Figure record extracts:
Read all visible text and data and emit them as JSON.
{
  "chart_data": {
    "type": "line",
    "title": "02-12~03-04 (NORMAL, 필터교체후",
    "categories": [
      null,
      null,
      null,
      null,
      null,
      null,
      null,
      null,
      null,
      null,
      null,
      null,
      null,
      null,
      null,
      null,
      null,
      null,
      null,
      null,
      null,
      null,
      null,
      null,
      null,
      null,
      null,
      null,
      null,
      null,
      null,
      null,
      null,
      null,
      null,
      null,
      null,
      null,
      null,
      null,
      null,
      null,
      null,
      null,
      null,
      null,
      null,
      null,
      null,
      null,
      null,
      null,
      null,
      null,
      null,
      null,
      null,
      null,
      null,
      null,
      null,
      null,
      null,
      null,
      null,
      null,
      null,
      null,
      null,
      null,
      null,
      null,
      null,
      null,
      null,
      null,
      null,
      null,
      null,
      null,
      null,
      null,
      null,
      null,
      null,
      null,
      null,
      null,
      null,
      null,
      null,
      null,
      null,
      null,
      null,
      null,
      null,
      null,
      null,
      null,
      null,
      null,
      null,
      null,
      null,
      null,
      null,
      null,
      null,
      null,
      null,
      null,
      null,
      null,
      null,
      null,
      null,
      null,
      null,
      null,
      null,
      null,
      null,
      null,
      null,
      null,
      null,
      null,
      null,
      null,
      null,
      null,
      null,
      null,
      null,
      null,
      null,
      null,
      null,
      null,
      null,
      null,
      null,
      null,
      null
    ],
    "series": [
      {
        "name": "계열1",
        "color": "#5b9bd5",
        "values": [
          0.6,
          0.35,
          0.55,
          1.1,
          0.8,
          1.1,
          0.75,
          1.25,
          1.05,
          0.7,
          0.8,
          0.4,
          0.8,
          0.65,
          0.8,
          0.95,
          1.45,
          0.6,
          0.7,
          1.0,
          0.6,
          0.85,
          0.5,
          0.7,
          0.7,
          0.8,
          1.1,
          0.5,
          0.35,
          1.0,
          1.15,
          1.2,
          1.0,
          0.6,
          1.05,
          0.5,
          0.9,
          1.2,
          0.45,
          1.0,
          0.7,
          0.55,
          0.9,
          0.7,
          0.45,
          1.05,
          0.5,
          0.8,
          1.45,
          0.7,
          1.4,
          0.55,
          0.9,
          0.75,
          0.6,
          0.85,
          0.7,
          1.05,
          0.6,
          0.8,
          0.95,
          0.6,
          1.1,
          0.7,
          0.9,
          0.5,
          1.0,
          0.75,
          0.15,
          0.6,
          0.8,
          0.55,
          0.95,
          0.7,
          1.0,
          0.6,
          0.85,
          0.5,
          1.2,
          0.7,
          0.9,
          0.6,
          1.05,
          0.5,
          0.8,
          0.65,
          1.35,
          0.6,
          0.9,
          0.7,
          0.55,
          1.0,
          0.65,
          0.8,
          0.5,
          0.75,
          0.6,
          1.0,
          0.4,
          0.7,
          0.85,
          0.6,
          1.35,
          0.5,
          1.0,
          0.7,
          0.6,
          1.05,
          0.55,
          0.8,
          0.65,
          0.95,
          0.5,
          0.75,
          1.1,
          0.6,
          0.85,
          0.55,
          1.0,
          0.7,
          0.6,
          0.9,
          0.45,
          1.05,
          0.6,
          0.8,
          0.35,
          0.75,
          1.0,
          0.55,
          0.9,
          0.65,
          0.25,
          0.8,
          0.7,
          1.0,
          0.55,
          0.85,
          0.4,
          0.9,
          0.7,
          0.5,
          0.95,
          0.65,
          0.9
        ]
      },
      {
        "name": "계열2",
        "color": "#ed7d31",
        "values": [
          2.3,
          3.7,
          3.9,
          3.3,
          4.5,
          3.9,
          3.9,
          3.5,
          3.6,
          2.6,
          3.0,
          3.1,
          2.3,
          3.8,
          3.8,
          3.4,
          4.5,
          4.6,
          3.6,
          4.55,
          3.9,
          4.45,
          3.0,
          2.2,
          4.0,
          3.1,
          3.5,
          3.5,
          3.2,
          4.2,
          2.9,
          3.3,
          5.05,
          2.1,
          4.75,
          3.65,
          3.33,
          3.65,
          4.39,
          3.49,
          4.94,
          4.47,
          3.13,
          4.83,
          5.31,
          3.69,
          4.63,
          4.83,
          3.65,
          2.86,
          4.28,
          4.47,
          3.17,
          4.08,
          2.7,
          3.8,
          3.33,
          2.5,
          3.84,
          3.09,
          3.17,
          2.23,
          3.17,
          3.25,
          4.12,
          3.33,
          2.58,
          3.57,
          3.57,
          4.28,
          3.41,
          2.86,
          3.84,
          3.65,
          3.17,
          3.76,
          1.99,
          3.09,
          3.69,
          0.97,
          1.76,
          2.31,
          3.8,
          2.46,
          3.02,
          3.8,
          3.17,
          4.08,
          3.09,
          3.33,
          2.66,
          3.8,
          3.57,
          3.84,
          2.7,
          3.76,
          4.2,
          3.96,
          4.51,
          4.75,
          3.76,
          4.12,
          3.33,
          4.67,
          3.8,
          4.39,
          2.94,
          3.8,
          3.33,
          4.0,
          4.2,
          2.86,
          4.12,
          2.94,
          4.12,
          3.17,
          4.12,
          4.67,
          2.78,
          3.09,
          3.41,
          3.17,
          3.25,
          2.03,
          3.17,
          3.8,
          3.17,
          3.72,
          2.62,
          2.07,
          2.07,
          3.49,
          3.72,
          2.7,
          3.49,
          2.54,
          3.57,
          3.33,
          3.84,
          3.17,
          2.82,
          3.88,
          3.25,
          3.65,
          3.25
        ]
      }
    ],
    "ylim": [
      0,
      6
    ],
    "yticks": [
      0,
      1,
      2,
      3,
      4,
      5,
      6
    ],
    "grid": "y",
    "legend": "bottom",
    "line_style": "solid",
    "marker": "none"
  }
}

Exercise task:
Transcribe the data above in full, exactly.

Full solution:
Read all visible text and data and emit them as JSON.
{
  "chart_data": {
    "type": "line",
    "title": "02-12~03-04 (NORMAL, 필터교체후",
    "categories": [
      null,
      null,
      null,
      null,
      null,
      null,
      null,
      null,
      null,
      null,
      null,
      null,
      null,
      null,
      null,
      null,
      null,
      null,
      null,
      null,
      null,
      null,
      null,
      null,
      null,
      null,
      null,
      null,
      null,
      null,
      null,
      null,
      null,
      null,
      null,
      null,
      null,
      null,
      null,
      null,
      null,
      null,
      null,
      null,
      null,
      null,
      null,
      null,
      null,
      null,
      null,
      null,
      null,
      null,
      null,
      null,
      null,
      null,
      null,
      null,
      null,
      null,
      null,
      null,
      null,
      null,
      null,
      null,
      null,
      null,
      null,
      null,
      null,
      null,
      null,
      null,
      null,
      null,
      null,
      null,
      null,
      null,
      null,
      null,
      null,
      null,
      null,
      null,
      null,
      null,
      null,
      null,
      null,
      null,
      null,
      null,
      null,
      null,
      null,
      null,
      null,
      null,
      null,
      null,
      null,
      null,
      null,
      null,
      null,
      null,
      null,
      null,
      null,
      null,
      null,
      null,
      null,
      null,
      null,
      null,
      null,
      null,
      null,
      null,
      null,
      null,
      null,
      null,
      null,
      null,
      null,
      null,
      null,
      null,
      null,
      null,
      null,
      null,
      null,
      null,
      null,
      null,
      null,
      null,
      null
    ],
    "series": [
      {
        "name": "계열1",
        "color": "#5b9bd5",
        "values": [
          0.6,
          0.35,
          0.55,
          1.1,
          0.8,
          1.1,
          0.75,
          1.25,
          1.05,
          0.7,
          0.8,
          0.4,
          0.8,
          0.65,
          0.8,
          0.95,
          1.45,
          0.6,
          0.7,
          1.0,
          0.6,
          0.85,
          0.5,
          0.7,
          0.7,
          0.8,
          1.1,
          0.5,
          0.35,
          1.0,
          1.15,
          1.2,
          1.0,
          0.6,
          1.05,
          0.5,
          0.9,
          1.2,
          0.45,
          1.0,
          0.7,
          0.55,
          0.9,
          0.7,
          0.45,
          1.05,
          0.5,
          0.8,
          1.45,
          0.7,
          1.4,
          0.55,
          0.9,
          0.75,
          0.6,
          0.85,
          0.7,
          1.05,
          0.6,
          0.8,
          0.95,
          0.6,
          1.1,
          0.7,
          0.9,
          0.5,
          1.0,
          0.75,
          0.15,
          0.6,
          0.8,
          0.55,
          0.95,
          0.7,
          1.0,
          0.6,
          0.85,
          0.5,
          1.2,
          0.7,
          0.9,
          0.6,
          1.05,
          0.5,
          0.8,
          0.65,
          1.35,
          0.6,
          0.9,
          0.7,
          0.55,
          1.0,
          0.65,
          0.8,
          0.5,
          0.75,
          0.6,
          1.0,
          0.4,
          0.7,
          0.85,
          0.6,
          1.35,
          0.5,
          1.0,
          0.7,
          0.6,
          1.05,
          0.55,
          0.8,
          0.65,
          0.95,
          0.5,
          0.75,
          1.1,
          0.6,
          0.85,
          0.55,
          1.0,
          0.7,
          0.6,
          0.9,
          0.45,
          1.05,
          0.6,
          0.8,
          0.35,
          0.75,
          1.0,
          0.55,
          0.9,
          0.65,
          0.25,
          0.8,
          0.7,
          1.0,
          0.55,
          0.85,
          0.4,
          0.9,
          0.7,
          0.5,
          0.95,
          0.65,
          0.9
        ]
      },
      {
        "name": "계열2",
        "color": "#ed7d31",
        "values": [
          2.3,
          3.7,
          3.9,
          3.3,
          4.5,
          3.9,
          3.9,
          3.5,
          3.6,
          2.6,
          3.0,
          3.1,
          2.3,
          3.8,
          3.8,
          3.4,
          4.5,
          4.6,
          3.6,
          4.55,
          3.9,
          4.45,
          3.0,
          2.2,
          4.0,
          3.1,
          3.5,
          3.5,
          3.2,
          4.2,
          2.9,
          3.3,
          5.05,
          2.1,
          4.75,
          3.65,
          3.33,
          3.65,
          4.39,
          3.49,
          4.94,
          4.47,
          3.13,
          4.83,
          5.31,
          3.69,
          4.63,
          4.83,
          3.65,
          2.86,
          4.28,
          4.47,
          3.17,
          4.08,
          2.7,
          3.8,
          3.33,
          2.5,
          3.84,
          3.09,
          3.17,
          2.23,
          3.17,
          3.25,
          4.12,
          3.33,
          2.58,
          3.57,
          3.57,
          4.28,
          3.41,
          2.86,
          3.84,
          3.65,
          3.17,
          3.76,
          1.99,
          3.09,
          3.69,
          0.97,
          1.76,
          2.31,
          3.8,
          2.46,
          3.02,
          3.8,
          3.17,
          4.08,
          3.09,
          3.33,
          2.66,
          3.8,
          3.57,
          3.84,
          2.7,
          3.76,
          4.2,
          3.96,
          4.51,
          4.75,
          3.76,
          4.12,
          3.33,
          4.67,
          3.8,
          4.39,
          2.94,
          3.8,
          3.33,
          4.0,
          4.2,
          2.86,
          4.12,
          2.94,
          4.12,
          3.17,
          4.12,
          4.67,
          2.78,
          3.09,
          3.41,
          3.17,
          3.25,
          2.03,
          3.17,
          3.8,
          3.17,
          3.72,
          2.62,
          2.07,
          2.07,
          3.49,
          3.72,
          2.7,
          3.49,
          2.54,
          3.57,
          3.33,
          3.84,
          3.17,
          2.82,
          3.88,
          3.25,
          3.65,
          3.25
        ]
      }
    ],
    "ylim": [
      0,
      6
    ],
    "yticks": [
      0,
      1,
      2,
      3,
      4,
      5,
      6
    ],
    "grid": "y",
    "legend": "bottom",
    "line_style": "solid",
    "marker": "none"
  }
}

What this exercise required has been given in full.